» **Given instruction**
In the data that follows, count the lines in which the word "content" occurs, and report that figure alone.

» **Stored data**
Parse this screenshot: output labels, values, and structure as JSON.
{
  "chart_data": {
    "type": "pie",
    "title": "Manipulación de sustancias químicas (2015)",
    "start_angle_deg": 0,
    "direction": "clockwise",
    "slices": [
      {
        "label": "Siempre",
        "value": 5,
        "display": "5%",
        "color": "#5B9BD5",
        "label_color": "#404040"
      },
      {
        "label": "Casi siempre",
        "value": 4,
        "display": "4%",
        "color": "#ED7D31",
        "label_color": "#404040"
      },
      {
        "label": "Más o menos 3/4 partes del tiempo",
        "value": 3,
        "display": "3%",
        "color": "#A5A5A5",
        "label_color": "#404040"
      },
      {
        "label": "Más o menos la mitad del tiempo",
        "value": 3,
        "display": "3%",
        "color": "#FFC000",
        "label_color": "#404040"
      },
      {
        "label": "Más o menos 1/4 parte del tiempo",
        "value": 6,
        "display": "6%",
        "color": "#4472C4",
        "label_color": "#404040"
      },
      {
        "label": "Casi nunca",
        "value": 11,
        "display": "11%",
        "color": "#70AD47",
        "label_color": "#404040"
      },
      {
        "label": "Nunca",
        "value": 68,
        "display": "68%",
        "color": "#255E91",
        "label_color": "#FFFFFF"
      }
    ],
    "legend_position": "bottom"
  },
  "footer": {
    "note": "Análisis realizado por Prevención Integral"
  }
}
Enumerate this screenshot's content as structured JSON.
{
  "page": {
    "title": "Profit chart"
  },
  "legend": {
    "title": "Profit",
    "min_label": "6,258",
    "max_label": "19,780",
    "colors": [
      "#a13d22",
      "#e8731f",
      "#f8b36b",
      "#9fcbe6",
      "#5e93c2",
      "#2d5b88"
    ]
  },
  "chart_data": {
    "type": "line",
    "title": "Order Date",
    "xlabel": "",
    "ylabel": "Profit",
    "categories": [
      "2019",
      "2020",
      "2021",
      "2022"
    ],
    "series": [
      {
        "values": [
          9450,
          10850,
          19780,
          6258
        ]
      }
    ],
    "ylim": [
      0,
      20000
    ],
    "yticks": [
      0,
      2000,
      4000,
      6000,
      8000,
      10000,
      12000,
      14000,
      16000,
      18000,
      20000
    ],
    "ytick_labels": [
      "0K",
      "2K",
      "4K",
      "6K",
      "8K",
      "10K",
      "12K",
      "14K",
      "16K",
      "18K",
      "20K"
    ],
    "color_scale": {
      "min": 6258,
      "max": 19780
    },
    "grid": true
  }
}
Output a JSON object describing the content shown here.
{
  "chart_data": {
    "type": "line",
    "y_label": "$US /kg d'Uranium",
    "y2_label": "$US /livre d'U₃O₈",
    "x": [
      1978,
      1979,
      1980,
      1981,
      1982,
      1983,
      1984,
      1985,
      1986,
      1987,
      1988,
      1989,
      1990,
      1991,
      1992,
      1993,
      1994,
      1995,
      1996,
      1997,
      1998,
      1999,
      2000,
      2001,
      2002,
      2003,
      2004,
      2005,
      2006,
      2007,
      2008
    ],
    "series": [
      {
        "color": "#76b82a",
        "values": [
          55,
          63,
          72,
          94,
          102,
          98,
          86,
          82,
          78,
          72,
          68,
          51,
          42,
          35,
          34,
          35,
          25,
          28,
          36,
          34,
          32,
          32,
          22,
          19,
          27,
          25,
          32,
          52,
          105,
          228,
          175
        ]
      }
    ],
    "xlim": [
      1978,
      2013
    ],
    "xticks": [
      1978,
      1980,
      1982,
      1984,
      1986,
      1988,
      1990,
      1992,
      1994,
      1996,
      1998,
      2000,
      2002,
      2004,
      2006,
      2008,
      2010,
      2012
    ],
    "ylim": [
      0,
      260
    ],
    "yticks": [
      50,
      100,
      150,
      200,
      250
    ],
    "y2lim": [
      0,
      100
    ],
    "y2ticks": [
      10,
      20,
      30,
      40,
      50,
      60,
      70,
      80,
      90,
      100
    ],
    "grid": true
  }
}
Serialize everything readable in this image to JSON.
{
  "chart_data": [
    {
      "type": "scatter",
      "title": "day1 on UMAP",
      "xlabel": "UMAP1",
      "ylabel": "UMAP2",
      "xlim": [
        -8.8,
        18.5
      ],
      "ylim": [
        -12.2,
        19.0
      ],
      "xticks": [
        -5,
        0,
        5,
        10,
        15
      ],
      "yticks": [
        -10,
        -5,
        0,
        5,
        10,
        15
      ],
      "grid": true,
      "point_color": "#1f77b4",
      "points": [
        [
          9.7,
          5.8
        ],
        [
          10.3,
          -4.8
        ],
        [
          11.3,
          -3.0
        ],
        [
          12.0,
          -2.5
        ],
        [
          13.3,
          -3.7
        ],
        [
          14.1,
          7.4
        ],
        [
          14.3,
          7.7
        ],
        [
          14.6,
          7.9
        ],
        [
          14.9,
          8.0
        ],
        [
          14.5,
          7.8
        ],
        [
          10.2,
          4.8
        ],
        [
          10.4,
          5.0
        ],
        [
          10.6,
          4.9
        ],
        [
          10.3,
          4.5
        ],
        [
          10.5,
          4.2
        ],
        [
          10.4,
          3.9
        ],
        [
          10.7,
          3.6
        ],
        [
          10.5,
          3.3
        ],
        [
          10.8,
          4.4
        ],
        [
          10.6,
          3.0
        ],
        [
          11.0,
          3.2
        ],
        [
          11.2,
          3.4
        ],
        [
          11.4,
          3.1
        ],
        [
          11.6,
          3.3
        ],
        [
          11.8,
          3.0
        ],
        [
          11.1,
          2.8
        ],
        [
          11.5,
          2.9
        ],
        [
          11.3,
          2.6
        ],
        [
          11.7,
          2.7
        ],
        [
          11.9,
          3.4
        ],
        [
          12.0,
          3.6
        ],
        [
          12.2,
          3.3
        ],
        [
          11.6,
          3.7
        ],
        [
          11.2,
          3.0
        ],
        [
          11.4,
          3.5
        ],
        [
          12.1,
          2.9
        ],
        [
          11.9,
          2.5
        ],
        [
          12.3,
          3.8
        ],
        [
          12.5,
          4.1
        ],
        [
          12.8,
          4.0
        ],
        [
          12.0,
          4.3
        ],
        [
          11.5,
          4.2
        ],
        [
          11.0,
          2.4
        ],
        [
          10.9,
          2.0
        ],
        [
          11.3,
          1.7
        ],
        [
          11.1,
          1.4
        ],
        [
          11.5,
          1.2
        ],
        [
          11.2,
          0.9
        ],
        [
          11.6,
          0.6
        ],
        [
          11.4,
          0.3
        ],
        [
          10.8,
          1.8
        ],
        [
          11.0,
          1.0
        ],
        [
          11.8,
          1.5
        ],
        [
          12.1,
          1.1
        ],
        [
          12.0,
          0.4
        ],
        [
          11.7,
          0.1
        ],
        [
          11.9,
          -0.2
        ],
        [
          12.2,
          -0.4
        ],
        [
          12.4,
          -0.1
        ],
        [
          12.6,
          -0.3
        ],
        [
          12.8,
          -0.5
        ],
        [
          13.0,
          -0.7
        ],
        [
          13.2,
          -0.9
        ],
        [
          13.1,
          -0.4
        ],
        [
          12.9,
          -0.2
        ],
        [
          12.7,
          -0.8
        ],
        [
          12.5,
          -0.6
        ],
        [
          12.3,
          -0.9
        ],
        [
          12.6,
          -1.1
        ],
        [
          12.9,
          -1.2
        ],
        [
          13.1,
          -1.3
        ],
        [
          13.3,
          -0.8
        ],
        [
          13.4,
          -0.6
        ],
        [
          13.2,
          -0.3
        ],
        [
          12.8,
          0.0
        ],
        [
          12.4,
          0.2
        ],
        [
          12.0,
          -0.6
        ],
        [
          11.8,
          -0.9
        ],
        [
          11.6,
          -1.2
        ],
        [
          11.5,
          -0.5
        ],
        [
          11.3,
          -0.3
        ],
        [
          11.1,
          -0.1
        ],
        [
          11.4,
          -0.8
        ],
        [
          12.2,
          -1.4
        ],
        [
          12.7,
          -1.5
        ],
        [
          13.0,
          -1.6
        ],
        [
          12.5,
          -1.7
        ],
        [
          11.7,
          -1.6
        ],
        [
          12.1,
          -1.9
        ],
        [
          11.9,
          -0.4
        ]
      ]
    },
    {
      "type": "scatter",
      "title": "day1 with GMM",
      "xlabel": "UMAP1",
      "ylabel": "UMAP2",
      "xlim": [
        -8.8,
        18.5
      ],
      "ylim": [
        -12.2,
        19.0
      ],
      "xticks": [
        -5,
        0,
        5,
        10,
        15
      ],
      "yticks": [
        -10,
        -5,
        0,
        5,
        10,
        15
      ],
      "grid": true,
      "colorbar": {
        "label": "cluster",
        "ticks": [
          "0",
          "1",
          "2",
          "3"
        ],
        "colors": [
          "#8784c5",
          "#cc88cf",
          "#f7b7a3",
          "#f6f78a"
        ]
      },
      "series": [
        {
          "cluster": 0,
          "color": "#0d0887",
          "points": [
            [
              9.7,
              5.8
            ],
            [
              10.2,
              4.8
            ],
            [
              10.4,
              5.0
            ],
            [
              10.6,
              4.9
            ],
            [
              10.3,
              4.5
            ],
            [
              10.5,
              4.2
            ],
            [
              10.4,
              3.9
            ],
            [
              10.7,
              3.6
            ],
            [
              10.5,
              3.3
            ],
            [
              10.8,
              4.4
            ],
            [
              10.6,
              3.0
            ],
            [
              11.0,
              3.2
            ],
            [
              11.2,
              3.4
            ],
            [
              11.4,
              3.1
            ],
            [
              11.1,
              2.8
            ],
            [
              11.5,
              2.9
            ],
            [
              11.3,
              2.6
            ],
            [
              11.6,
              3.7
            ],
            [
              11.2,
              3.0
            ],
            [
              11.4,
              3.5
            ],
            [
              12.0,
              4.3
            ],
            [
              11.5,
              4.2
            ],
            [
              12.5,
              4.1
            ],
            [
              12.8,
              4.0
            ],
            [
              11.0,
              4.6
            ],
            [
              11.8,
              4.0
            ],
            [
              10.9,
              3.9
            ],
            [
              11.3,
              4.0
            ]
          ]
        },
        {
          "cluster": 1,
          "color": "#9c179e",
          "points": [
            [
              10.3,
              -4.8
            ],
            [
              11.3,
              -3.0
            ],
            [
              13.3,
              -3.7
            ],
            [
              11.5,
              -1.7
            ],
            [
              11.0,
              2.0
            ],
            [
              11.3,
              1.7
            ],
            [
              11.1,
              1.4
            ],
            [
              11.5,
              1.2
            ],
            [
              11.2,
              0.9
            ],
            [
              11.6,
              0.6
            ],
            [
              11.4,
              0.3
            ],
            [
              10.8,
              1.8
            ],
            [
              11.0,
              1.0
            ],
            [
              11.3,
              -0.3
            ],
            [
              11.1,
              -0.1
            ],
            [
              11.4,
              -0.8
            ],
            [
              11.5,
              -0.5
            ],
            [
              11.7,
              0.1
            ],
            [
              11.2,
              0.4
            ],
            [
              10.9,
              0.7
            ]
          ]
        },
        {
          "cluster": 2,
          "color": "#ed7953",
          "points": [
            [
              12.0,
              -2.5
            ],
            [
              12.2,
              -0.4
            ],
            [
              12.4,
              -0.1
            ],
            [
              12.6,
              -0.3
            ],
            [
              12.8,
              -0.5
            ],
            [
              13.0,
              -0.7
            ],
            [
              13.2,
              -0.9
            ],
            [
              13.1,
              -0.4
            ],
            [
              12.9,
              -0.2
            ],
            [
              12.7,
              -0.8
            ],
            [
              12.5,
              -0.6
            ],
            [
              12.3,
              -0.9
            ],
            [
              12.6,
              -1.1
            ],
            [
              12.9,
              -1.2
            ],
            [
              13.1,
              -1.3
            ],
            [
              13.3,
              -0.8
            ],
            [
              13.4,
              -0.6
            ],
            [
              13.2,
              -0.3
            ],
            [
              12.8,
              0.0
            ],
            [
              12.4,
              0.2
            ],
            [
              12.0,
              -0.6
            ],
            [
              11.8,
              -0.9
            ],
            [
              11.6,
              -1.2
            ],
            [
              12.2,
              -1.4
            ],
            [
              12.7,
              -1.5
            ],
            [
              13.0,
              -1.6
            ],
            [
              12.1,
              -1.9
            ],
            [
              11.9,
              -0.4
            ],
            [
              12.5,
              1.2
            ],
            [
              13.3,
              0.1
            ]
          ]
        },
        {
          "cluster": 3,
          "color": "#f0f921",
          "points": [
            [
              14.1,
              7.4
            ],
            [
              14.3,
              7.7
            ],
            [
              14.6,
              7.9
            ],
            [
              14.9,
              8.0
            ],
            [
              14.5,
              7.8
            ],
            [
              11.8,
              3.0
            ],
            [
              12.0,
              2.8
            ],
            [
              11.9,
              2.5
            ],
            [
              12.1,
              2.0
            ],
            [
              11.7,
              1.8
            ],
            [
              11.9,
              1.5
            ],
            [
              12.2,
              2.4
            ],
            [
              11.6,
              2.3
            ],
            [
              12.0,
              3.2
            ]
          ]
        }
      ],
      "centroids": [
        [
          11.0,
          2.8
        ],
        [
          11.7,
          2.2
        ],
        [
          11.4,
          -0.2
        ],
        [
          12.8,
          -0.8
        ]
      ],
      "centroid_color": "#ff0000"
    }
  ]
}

» **Exercise output**
2